## [INSTRUCTIONS FOR THE TASK]
Print these lines exactly as they appear, leaving out the pictures.

## [Element and region listings]
--
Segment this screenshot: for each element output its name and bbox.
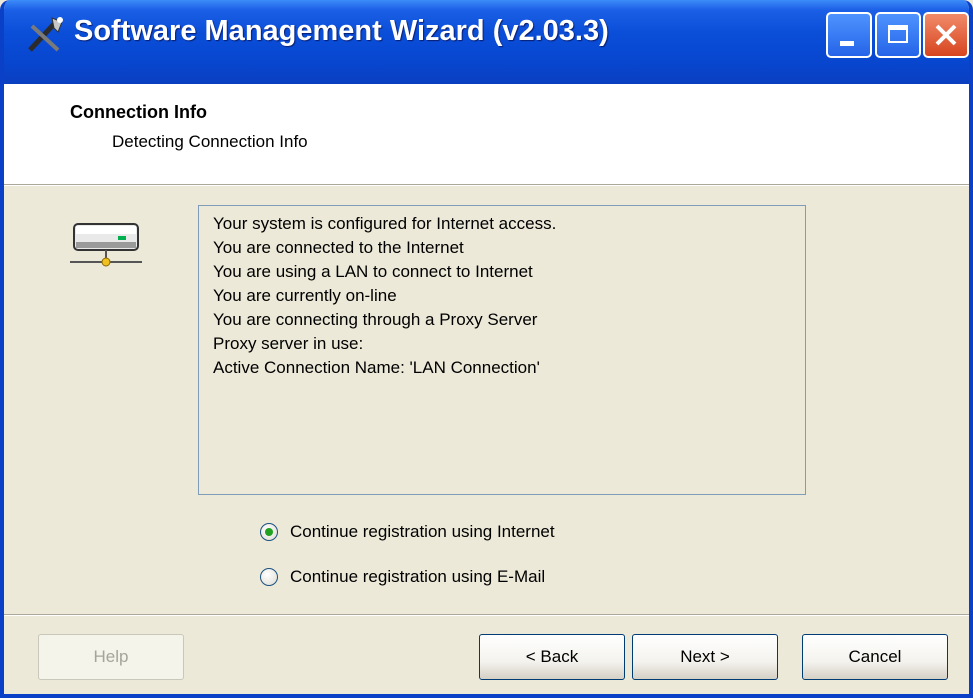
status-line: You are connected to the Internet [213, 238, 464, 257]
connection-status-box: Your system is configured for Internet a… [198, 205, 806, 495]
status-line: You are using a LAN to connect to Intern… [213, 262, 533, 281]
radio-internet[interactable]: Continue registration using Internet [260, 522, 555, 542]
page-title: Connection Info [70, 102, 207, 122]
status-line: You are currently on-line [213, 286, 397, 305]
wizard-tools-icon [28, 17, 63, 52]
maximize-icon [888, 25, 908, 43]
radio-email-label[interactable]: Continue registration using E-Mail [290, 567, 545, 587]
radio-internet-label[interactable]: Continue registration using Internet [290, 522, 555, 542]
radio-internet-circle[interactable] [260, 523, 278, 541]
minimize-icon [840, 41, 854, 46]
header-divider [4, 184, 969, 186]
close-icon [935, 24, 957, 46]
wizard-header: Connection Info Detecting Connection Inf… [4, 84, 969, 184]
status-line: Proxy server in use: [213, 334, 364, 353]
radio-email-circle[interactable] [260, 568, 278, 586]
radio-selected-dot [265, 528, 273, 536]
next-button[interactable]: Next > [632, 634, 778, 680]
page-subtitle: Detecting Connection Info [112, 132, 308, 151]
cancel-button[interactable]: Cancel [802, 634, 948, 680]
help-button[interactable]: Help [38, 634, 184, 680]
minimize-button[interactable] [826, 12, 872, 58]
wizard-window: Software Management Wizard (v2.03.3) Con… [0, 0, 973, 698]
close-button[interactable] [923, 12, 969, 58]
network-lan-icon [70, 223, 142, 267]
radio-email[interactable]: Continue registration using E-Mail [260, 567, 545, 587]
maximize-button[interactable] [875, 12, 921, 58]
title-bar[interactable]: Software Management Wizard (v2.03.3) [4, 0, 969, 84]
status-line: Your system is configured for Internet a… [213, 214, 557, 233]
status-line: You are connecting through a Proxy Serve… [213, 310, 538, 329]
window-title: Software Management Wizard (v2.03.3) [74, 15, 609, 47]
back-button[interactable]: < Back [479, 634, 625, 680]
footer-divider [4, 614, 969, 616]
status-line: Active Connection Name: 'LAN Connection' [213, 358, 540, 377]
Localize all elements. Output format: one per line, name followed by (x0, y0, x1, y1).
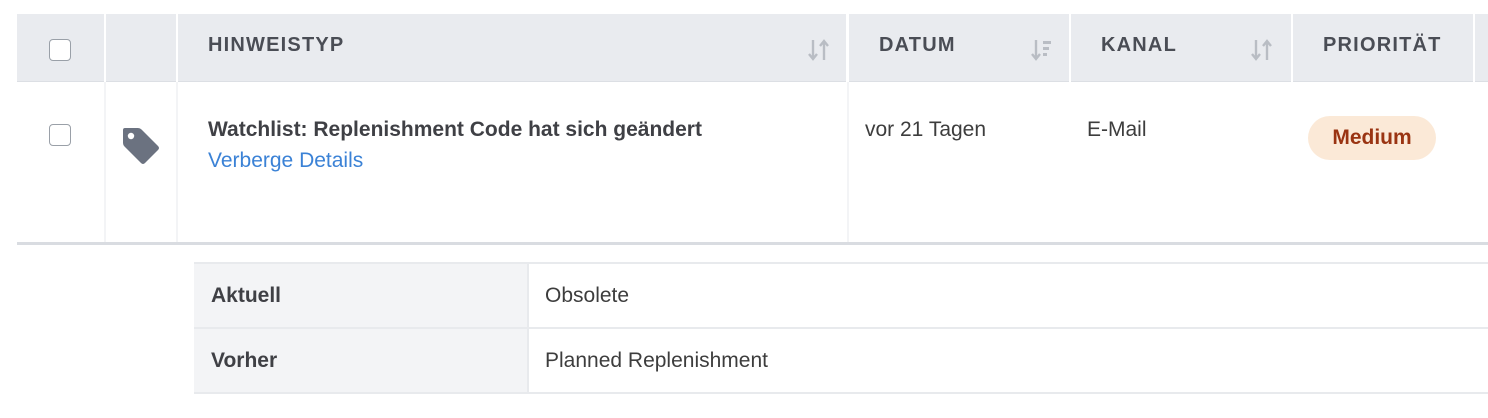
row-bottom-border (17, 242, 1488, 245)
--
## [CORRECT OUTPUT]
Segment this screenshot: for each element output its name and bbox.
status-line: You are connected to the Internet [213, 238, 464, 257]
connection-status-box: Your system is configured for Internet a… [198, 205, 806, 495]
status-line: You are using a LAN to connect to Intern… [213, 262, 533, 281]
radio-internet[interactable]: Continue registration using Internet [260, 522, 555, 542]
page-title: Connection Info [70, 102, 207, 122]
status-line: You are currently on-line [213, 286, 397, 305]
wizard-tools-icon [28, 17, 63, 52]
maximize-icon [888, 25, 908, 43]
radio-email-label[interactable]: Continue registration using E-Mail [290, 567, 545, 587]
radio-internet-label[interactable]: Continue registration using Internet [290, 522, 555, 542]
radio-internet-circle[interactable] [260, 523, 278, 541]
minimize-icon [840, 41, 854, 46]
header-divider [4, 184, 969, 186]
close-icon [935, 24, 957, 46]
wizard-header: Connection Info Detecting Connection Inf… [4, 84, 969, 184]
status-line: Proxy server in use: [213, 334, 364, 353]
radio-email-circle[interactable] [260, 568, 278, 586]
radio-selected-dot [265, 528, 273, 536]
next-button[interactable]: Next > [632, 634, 778, 680]
page-subtitle: Detecting Connection Info [112, 132, 308, 151]
cancel-button[interactable]: Cancel [802, 634, 948, 680]
help-button[interactable]: Help [38, 634, 184, 680]
minimize-button[interactable] [826, 12, 872, 58]
wizard-window: Software Management Wizard (v2.03.3) Con… [0, 0, 973, 698]
close-button[interactable] [923, 12, 969, 58]
network-lan-icon [70, 223, 142, 267]
radio-email[interactable]: Continue registration using E-Mail [260, 567, 545, 587]
maximize-button[interactable] [875, 12, 921, 58]
title-bar[interactable]: Software Management Wizard (v2.03.3) [4, 0, 969, 84]
status-line: Your system is configured for Internet a… [213, 214, 557, 233]
status-line: You are connecting through a Proxy Serve… [213, 310, 538, 329]
window-title: Software Management Wizard (v2.03.3) [74, 15, 609, 47]
back-button[interactable]: < Back [479, 634, 625, 680]
footer-divider [4, 614, 969, 616]
status-line: Active Connection Name: 'LAN Connection' [213, 358, 540, 377]
Localize all elements. Output format: one per line, name followed by (x0, y0, x1, y1).
row-bottom-border (17, 242, 1488, 245)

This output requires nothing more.